(Entries taken from a collection)

* * *

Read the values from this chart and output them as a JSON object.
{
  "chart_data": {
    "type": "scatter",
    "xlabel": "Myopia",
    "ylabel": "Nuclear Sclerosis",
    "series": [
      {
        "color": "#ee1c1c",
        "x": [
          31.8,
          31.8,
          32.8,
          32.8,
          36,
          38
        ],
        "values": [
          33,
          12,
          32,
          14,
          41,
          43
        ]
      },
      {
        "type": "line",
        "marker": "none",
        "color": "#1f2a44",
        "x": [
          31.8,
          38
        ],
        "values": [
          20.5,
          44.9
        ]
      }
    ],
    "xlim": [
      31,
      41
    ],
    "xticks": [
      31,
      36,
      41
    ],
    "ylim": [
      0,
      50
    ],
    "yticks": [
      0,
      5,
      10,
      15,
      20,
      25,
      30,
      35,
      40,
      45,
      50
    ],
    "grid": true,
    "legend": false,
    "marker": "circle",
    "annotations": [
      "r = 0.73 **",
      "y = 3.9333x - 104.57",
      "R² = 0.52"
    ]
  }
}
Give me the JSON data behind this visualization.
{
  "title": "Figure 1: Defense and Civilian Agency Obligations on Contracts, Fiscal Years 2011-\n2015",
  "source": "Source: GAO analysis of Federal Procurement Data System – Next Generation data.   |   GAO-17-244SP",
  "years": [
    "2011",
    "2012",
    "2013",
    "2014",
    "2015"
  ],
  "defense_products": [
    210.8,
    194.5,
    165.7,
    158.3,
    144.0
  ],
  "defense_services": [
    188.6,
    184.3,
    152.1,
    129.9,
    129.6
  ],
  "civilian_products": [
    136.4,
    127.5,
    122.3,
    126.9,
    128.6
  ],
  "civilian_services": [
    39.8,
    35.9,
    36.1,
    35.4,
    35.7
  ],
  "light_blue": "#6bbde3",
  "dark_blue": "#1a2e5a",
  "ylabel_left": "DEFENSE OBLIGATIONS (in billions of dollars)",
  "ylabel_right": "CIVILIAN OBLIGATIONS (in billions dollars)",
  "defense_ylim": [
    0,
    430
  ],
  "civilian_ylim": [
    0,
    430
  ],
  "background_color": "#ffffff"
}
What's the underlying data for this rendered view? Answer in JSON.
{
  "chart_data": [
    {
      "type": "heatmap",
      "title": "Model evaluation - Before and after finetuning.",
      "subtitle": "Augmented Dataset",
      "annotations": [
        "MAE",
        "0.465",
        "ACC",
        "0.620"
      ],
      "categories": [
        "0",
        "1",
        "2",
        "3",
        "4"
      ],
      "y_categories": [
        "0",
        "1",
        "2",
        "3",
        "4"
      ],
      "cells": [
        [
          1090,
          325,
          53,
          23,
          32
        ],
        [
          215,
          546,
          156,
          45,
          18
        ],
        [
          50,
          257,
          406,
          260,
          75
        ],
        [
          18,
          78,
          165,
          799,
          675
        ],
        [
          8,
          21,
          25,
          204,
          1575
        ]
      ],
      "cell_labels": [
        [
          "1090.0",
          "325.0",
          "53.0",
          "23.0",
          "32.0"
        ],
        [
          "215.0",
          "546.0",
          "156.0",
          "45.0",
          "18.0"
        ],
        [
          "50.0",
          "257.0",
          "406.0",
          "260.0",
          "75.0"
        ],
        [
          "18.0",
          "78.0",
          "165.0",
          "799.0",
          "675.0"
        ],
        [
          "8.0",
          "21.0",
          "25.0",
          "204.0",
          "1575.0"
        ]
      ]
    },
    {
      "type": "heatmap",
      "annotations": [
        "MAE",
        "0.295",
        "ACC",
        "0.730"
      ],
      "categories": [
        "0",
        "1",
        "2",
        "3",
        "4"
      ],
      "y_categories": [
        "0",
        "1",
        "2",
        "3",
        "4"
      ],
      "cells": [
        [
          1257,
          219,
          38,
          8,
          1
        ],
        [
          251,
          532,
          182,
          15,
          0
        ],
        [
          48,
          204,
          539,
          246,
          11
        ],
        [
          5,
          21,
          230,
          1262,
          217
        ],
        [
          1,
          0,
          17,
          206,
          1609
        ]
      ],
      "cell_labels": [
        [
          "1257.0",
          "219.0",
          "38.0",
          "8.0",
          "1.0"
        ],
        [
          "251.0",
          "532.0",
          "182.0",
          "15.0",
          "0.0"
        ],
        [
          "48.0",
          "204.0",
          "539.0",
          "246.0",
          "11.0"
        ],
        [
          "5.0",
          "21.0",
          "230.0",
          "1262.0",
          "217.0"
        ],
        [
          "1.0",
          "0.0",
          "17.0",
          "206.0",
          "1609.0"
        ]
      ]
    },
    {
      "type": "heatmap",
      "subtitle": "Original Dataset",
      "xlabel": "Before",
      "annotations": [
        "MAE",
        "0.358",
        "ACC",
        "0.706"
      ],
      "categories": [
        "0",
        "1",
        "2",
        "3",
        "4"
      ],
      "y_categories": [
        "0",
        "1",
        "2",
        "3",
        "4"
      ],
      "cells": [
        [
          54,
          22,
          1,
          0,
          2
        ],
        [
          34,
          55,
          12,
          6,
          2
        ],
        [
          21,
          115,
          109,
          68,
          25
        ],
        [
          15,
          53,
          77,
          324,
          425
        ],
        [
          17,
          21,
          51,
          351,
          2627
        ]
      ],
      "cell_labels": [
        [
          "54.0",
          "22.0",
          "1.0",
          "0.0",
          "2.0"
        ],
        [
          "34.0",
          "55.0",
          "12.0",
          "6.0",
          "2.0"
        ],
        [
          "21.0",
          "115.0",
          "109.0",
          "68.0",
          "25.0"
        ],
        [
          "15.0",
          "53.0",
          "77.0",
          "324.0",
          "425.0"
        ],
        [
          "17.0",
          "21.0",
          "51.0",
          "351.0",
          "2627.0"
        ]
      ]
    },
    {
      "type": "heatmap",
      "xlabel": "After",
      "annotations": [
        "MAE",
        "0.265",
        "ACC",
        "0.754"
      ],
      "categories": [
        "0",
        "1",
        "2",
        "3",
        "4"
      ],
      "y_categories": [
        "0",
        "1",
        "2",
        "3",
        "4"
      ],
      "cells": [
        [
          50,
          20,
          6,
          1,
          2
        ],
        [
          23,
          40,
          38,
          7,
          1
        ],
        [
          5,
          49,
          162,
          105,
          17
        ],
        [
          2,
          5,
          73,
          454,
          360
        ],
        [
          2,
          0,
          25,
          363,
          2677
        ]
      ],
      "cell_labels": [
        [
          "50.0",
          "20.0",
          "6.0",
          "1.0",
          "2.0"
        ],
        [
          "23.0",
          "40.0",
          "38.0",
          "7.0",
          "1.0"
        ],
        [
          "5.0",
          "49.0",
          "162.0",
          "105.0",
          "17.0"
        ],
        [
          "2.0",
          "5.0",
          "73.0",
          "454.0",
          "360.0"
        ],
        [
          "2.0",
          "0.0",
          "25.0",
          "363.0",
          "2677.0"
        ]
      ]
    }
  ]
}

* * *

AIM OF THE TASK. Each record above should be returned exactly as it appears.

RESPONSE TO THIS EXERCISE.
Read the values from this chart and output them as a JSON object.
{
  "chart_data": {
    "type": "scatter",
    "xlabel": "Myopia",
    "ylabel": "Nuclear Sclerosis",
    "series": [
      {
        "color": "#ee1c1c",
        "x": [
          31.8,
          31.8,
          32.8,
          32.8,
          36,
          38
        ],
        "values": [
          33,
          12,
          32,
          14,
          41,
          43
        ]
      },
      {
        "type": "line",
        "marker": "none",
        "color": "#1f2a44",
        "x": [
          31.8,
          38
        ],
        "values": [
          20.5,
          44.9
        ]
      }
    ],
    "xlim": [
      31,
      41
    ],
    "xticks": [
      31,
      36,
      41
    ],
    "ylim": [
      0,
      50
    ],
    "yticks": [
      0,
      5,
      10,
      15,
      20,
      25,
      30,
      35,
      40,
      45,
      50
    ],
    "grid": true,
    "legend": false,
    "marker": "circle",
    "annotations": [
      "r = 0.73 **",
      "y = 3.9333x - 104.57",
      "R² = 0.52"
    ]
  }
}
Give me the JSON data behind this visualization.
{
  "title": "Figure 1: Defense and Civilian Agency Obligations on Contracts, Fiscal Years 2011-\n2015",
  "source": "Source: GAO analysis of Federal Procurement Data System – Next Generation data.   |   GAO-17-244SP",
  "years": [
    "2011",
    "2012",
    "2013",
    "2014",
    "2015"
  ],
  "defense_products": [
    210.8,
    194.5,
    165.7,
    158.3,
    144.0
  ],
  "defense_services": [
    188.6,
    184.3,
    152.1,
    129.9,
    129.6
  ],
  "civilian_products": [
    136.4,
    127.5,
    122.3,
    126.9,
    128.6
  ],
  "civilian_services": [
    39.8,
    35.9,
    36.1,
    35.4,
    35.7
  ],
  "light_blue": "#6bbde3",
  "dark_blue": "#1a2e5a",
  "ylabel_left": "DEFENSE OBLIGATIONS (in billions of dollars)",
  "ylabel_right": "CIVILIAN OBLIGATIONS (in billions dollars)",
  "defense_ylim": [
    0,
    430
  ],
  "civilian_ylim": [
    0,
    430
  ],
  "background_color": "#ffffff"
}
What's the underlying data for this rendered view? Answer in JSON.
{
  "chart_data": [
    {
      "type": "heatmap",
      "title": "Model evaluation - Before and after finetuning.",
      "subtitle": "Augmented Dataset",
      "annotations": [
        "MAE",
        "0.465",
        "ACC",
        "0.620"
      ],
      "categories": [
        "0",
        "1",
        "2",
        "3",
        "4"
      ],
      "y_categories": [
        "0",
        "1",
        "2",
        "3",
        "4"
      ],
      "cells": [
        [
          1090,
          325,
          53,
          23,
          32
        ],
        [
          215,
          546,
          156,
          45,
          18
        ],
        [
          50,
          257,
          406,
          260,
          75
        ],
        [
          18,
          78,
          165,
          799,
          675
        ],
        [
          8,
          21,
          25,
          204,
          1575
        ]
      ],
      "cell_labels": [
        [
          "1090.0",
          "325.0",
          "53.0",
          "23.0",
          "32.0"
        ],
        [
          "215.0",
          "546.0",
          "156.0",
          "45.0",
          "18.0"
        ],
        [
          "50.0",
          "257.0",
          "406.0",
          "260.0",
          "75.0"
        ],
        [
          "18.0",
          "78.0",
          "165.0",
          "799.0",
          "675.0"
        ],
        [
          "8.0",
          "21.0",
          "25.0",
          "204.0",
          "1575.0"
        ]
      ]
    },
    {
      "type": "heatmap",
      "annotations": [
        "MAE",
        "0.295",
        "ACC",
        "0.730"
      ],
      "categories": [
        "0",
        "1",
        "2",
        "3",
        "4"
      ],
      "y_categories": [
        "0",
        "1",
        "2",
        "3",
        "4"
      ],
      "cells": [
        [
          1257,
          219,
          38,
          8,
          1
        ],
        [
          251,
          532,
          182,
          15,
          0
        ],
        [
          48,
          204,
          539,
          246,
          11
        ],
        [
          5,
          21,
          230,
          1262,
          217
        ],
        [
          1,
          0,
          17,
          206,
          1609
        ]
      ],
      "cell_labels": [
        [
          "1257.0",
          "219.0",
          "38.0",
          "8.0",
          "1.0"
        ],
        [
          "251.0",
          "532.0",
          "182.0",
          "15.0",
          "0.0"
        ],
        [
          "48.0",
          "204.0",
          "539.0",
          "246.0",
          "11.0"
        ],
        [
          "5.0",
          "21.0",
          "230.0",
          "1262.0",
          "217.0"
        ],
        [
          "1.0",
          "0.0",
          "17.0",
          "206.0",
          "1609.0"
        ]
      ]
    },
    {
      "type": "heatmap",
      "subtitle": "Original Dataset",
      "xlabel": "Before",
      "annotations": [
        "MAE",
        "0.358",
        "ACC",
        "0.706"
      ],
      "categories": [
        "0",
        "1",
        "2",
        "3",
        "4"
      ],
      "y_categories": [
        "0",
        "1",
        "2",
        "3",
        "4"
      ],
      "cells": [
        [
          54,
          22,
          1,
          0,
          2
        ],
        [
          34,
          55,
          12,
          6,
          2
        ],
        [
          21,
          115,
          109,
          68,
          25
        ],
        [
          15,
          53,
          77,
          324,
          425
        ],
        [
          17,
          21,
          51,
          351,
          2627
        ]
      ],
      "cell_labels": [
        [
          "54.0",
          "22.0",
          "1.0",
          "0.0",
          "2.0"
        ],
        [
          "34.0",
          "55.0",
          "12.0",
          "6.0",
          "2.0"
        ],
        [
          "21.0",
          "115.0",
          "109.0",
          "68.0",
          "25.0"
        ],
        [
          "15.0",
          "53.0",
          "77.0",
          "324.0",
          "425.0"
        ],
        [
          "17.0",
          "21.0",
          "51.0",
          "351.0",
          "2627.0"
        ]
      ]
    },
    {
      "type": "heatmap",
      "xlabel": "After",
      "annotations": [
        "MAE",
        "0.265",
        "ACC",
        "0.754"
      ],
      "categories": [
        "0",
        "1",
        "2",
        "3",
        "4"
      ],
      "y_categories": [
        "0",
        "1",
        "2",
        "3",
        "4"
      ],
      "cells": [
        [
          50,
          20,
          6,
          1,
          2
        ],
        [
          23,
          40,
          38,
          7,
          1
        ],
        [
          5,
          49,
          162,
          105,
          17
        ],
        [
          2,
          5,
          73,
          454,
          360
        ],
        [
          2,
          0,
          25,
          363,
          2677
        ]
      ],
      "cell_labels": [
        [
          "50.0",
          "20.0",
          "6.0",
          "1.0",
          "2.0"
        ],
        [
          "23.0",
          "40.0",
          "38.0",
          "7.0",
          "1.0"
        ],
        [
          "5.0",
          "49.0",
          "162.0",
          "105.0",
          "17.0"
        ],
        [
          "2.0",
          "5.0",
          "73.0",
          "454.0",
          "360.0"
        ],
        [
          "2.0",
          "0.0",
          "25.0",
          "363.0",
          "2677.0"
        ]
      ]
    }
  ]
}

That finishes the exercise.